Repeat the whole listing exactly.

start Given data

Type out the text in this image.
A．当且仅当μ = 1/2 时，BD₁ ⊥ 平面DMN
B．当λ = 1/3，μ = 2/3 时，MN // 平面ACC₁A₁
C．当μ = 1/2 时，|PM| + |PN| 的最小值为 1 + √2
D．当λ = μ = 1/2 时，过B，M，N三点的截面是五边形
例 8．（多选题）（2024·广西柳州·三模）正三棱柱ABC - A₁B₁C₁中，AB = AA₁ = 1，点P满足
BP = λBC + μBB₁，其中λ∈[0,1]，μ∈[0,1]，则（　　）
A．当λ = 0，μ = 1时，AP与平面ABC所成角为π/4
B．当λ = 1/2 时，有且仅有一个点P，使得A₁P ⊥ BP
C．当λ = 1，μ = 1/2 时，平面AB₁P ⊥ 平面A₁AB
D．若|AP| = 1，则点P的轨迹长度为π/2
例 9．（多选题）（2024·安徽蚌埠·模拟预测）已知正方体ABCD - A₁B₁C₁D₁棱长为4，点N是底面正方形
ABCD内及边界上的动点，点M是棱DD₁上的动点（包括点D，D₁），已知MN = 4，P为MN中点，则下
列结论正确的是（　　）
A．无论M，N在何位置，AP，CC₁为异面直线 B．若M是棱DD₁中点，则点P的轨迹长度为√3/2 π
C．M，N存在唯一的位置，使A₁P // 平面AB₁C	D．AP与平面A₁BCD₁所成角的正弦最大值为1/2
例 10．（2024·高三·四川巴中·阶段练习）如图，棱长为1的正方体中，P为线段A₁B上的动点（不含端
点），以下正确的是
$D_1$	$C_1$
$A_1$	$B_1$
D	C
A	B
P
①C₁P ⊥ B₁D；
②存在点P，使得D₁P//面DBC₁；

end Given data

> [Result of this task]:
Type out the text in this image.
A．当且仅当μ = 1/2 时，BD₁ ⊥ 平面DMN
B．当λ = 1/3，μ = 2/3 时，MN // 平面ACC₁A₁
C．当μ = 1/2 时，|PM| + |PN| 的最小值为 1 + √2
D．当λ = μ = 1/2 时，过B，M，N三点的截面是五边形
例 8．（多选题）（2024·广西柳州·三模）正三棱柱ABC - A₁B₁C₁中，AB = AA₁ = 1，点P满足
BP = λBC + μBB₁，其中λ∈[0,1]，μ∈[0,1]，则（　　）
A．当λ = 0，μ = 1时，AP与平面ABC所成角为π/4
B．当λ = 1/2 时，有且仅有一个点P，使得A₁P ⊥ BP
C．当λ = 1，μ = 1/2 时，平面AB₁P ⊥ 平面A₁AB
D．若|AP| = 1，则点P的轨迹长度为π/2
例 9．（多选题）（2024·安徽蚌埠·模拟预测）已知正方体ABCD - A₁B₁C₁D₁棱长为4，点N是底面正方形
ABCD内及边界上的动点，点M是棱DD₁上的动点（包括点D，D₁），已知MN = 4，P为MN中点，则下
列结论正确的是（　　）
A．无论M，N在何位置，AP，CC₁为异面直线 B．若M是棱DD₁中点，则点P的轨迹长度为√3/2 π
C．M，N存在唯一的位置，使A₁P // 平面AB₁C	D．AP与平面A₁BCD₁所成角的正弦最大值为1/2
例 10．（2024·高三·四川巴中·阶段练习）如图，棱长为1的正方体中，P为线段A₁B上的动点（不含端
点），以下正确的是
$D_1$	$C_1$
$A_1$	$B_1$
D	C
A	B
P
①C₁P ⊥ B₁D；
②存在点P，使得D₁P//面DBC₁；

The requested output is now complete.